> _Your goal_
Send back the records in full, character for character.

[Document understanding data]
══════════

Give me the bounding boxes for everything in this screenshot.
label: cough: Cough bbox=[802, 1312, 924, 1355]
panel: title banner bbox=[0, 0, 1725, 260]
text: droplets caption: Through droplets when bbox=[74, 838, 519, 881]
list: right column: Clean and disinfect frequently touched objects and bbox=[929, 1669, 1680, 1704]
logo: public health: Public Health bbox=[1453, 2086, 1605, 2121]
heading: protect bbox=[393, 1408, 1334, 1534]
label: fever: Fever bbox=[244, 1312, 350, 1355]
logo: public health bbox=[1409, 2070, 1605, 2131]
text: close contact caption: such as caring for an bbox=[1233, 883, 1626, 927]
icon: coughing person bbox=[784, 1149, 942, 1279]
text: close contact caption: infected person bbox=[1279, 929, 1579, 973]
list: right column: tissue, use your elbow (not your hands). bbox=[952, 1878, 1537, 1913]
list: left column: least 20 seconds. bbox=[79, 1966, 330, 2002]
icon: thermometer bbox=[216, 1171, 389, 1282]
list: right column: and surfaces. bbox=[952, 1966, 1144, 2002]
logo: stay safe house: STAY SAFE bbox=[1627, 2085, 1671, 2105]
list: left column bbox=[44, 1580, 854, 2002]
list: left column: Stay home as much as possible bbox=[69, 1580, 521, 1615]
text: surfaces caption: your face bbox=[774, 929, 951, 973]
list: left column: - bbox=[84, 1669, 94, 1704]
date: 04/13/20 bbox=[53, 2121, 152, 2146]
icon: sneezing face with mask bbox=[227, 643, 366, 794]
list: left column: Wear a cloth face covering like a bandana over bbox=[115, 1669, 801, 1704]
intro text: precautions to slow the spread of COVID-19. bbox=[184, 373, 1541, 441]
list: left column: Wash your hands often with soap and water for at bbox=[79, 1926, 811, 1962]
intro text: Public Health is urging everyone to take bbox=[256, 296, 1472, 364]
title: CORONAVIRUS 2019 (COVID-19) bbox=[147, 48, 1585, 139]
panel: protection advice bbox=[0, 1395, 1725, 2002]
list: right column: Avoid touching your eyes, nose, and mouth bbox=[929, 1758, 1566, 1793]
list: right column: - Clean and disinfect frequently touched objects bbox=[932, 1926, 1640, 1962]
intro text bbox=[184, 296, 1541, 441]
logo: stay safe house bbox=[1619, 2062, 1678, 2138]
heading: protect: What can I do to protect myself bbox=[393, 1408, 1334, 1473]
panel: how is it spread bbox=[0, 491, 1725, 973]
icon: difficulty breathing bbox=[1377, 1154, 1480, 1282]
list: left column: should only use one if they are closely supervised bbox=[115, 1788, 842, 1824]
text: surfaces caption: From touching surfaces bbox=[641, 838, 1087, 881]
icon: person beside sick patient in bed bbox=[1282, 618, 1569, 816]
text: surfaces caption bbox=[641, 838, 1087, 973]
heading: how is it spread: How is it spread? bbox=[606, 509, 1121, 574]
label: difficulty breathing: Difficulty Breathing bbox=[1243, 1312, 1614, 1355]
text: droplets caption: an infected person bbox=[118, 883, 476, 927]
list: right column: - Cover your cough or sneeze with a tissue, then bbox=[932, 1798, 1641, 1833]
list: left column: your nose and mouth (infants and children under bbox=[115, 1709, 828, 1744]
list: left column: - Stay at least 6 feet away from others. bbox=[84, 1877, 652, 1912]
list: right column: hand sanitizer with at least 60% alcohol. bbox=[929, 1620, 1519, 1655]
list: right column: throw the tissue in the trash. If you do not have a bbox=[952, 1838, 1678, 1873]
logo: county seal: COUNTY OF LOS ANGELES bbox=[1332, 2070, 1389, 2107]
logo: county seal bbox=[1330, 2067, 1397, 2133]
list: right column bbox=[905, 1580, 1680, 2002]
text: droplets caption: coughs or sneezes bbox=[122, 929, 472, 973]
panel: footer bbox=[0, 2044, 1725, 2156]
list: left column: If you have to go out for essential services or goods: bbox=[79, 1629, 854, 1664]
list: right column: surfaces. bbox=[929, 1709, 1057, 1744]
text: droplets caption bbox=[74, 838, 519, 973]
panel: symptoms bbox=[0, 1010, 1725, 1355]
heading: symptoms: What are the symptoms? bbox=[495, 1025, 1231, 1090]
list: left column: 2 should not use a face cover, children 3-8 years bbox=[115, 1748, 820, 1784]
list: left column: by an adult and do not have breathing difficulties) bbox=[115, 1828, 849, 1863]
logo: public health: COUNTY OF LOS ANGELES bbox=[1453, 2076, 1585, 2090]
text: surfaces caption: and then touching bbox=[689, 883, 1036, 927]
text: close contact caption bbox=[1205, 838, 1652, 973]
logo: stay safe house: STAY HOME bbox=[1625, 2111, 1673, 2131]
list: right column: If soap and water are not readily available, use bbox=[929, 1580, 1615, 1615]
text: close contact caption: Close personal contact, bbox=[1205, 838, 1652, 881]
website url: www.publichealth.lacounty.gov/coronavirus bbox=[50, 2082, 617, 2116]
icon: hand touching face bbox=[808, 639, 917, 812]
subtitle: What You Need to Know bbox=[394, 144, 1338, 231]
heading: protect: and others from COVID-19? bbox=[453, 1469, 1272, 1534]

══════════

> _Task result_
Give me the bounding boxes for everything in this screenshot.
label: cough: Cough bbox=[802, 1312, 924, 1355]
panel: title banner bbox=[0, 0, 1725, 260]
text: droplets caption: Through droplets when bbox=[74, 838, 519, 881]
list: right column: Clean and disinfect frequently touched objects and bbox=[929, 1669, 1680, 1704]
logo: public health: Public Health bbox=[1453, 2086, 1605, 2121]
heading: protect bbox=[393, 1408, 1334, 1534]
label: fever: Fever bbox=[244, 1312, 350, 1355]
logo: public health bbox=[1409, 2070, 1605, 2131]
text: close contact caption: such as caring for an bbox=[1233, 883, 1626, 927]
icon: coughing person bbox=[784, 1149, 942, 1279]
text: close contact caption: infected person bbox=[1279, 929, 1579, 973]
list: right column: tissue, use your elbow (not your hands). bbox=[952, 1878, 1537, 1913]
list: left column: least 20 seconds. bbox=[79, 1966, 330, 2002]
icon: thermometer bbox=[216, 1171, 389, 1282]
list: right column: and surfaces. bbox=[952, 1966, 1144, 2002]
logo: stay safe house: STAY SAFE bbox=[1627, 2085, 1671, 2105]
list: left column bbox=[44, 1580, 854, 2002]
list: left column: Stay home as much as possible bbox=[69, 1580, 521, 1615]
text: surfaces caption: your face bbox=[774, 929, 951, 973]
list: left column: - bbox=[84, 1669, 94, 1704]
date: 04/13/20 bbox=[53, 2121, 152, 2146]
icon: sneezing face with mask bbox=[227, 643, 366, 794]
list: left column: Wear a cloth face covering like a bandana over bbox=[115, 1669, 801, 1704]
intro text: precautions to slow the spread of COVID-19. bbox=[184, 373, 1541, 441]
list: left column: Wash your hands often with soap and water for at bbox=[79, 1926, 811, 1962]
intro text: Public Health is urging everyone to take bbox=[256, 296, 1472, 364]
title: CORONAVIRUS 2019 (COVID-19) bbox=[147, 48, 1585, 139]
panel: protection advice bbox=[0, 1395, 1725, 2002]
list: right column: Avoid touching your eyes, nose, and mouth bbox=[929, 1758, 1566, 1793]
list: right column: - Clean and disinfect frequently touched objects bbox=[932, 1926, 1640, 1962]
intro text bbox=[184, 296, 1541, 441]
logo: stay safe house bbox=[1619, 2062, 1678, 2138]
heading: protect: What can I do to protect myself bbox=[393, 1408, 1334, 1473]
panel: how is it spread bbox=[0, 491, 1725, 973]
icon: difficulty breathing bbox=[1377, 1154, 1480, 1282]
list: left column: should only use one if they are closely supervised bbox=[115, 1788, 842, 1824]
text: surfaces caption: From touching surfaces bbox=[641, 838, 1087, 881]
icon: person beside sick patient in bed bbox=[1282, 618, 1569, 816]
text: surfaces caption bbox=[641, 838, 1087, 973]
heading: how is it spread: How is it spread? bbox=[606, 509, 1121, 574]
label: difficulty breathing: Difficulty Breathing bbox=[1243, 1312, 1614, 1355]
text: droplets caption: an infected person bbox=[118, 883, 476, 927]
list: right column: - Cover your cough or sneeze with a tissue, then bbox=[932, 1798, 1641, 1833]
list: left column: your nose and mouth (infants and children under bbox=[115, 1709, 828, 1744]
list: left column: - Stay at least 6 feet away from others. bbox=[84, 1877, 652, 1912]
list: right column: hand sanitizer with at least 60% alcohol. bbox=[929, 1620, 1519, 1655]
list: right column: throw the tissue in the trash. If you do not have a bbox=[952, 1838, 1678, 1873]
logo: county seal: COUNTY OF LOS ANGELES bbox=[1332, 2070, 1389, 2107]
logo: county seal bbox=[1330, 2067, 1397, 2133]
list: right column bbox=[905, 1580, 1680, 2002]
text: droplets caption: coughs or sneezes bbox=[122, 929, 472, 973]
panel: footer bbox=[0, 2044, 1725, 2156]
list: left column: If you have to go out for essential services or goods: bbox=[79, 1629, 854, 1664]
list: right column: surfaces. bbox=[929, 1709, 1057, 1744]
text: droplets caption bbox=[74, 838, 519, 973]
panel: symptoms bbox=[0, 1010, 1725, 1355]
heading: symptoms: What are the symptoms? bbox=[495, 1025, 1231, 1090]
list: left column: 2 should not use a face cover, children 3-8 years bbox=[115, 1748, 820, 1784]
list: left column: by an adult and do not have breathing difficulties) bbox=[115, 1828, 849, 1863]
logo: public health: COUNTY OF LOS ANGELES bbox=[1453, 2076, 1585, 2090]
text: surfaces caption: and then touching bbox=[689, 883, 1036, 927]
text: close contact caption bbox=[1205, 838, 1652, 973]
logo: stay safe house: STAY HOME bbox=[1625, 2111, 1673, 2131]
list: right column: If soap and water are not readily available, use bbox=[929, 1580, 1615, 1615]
text: close contact caption: Close personal contact, bbox=[1205, 838, 1652, 881]
website url: www.publichealth.lacounty.gov/coronavirus bbox=[50, 2082, 617, 2116]
icon: hand touching face bbox=[808, 639, 917, 812]
subtitle: What You Need to Know bbox=[394, 144, 1338, 231]
heading: protect: and others from COVID-19? bbox=[453, 1469, 1272, 1534]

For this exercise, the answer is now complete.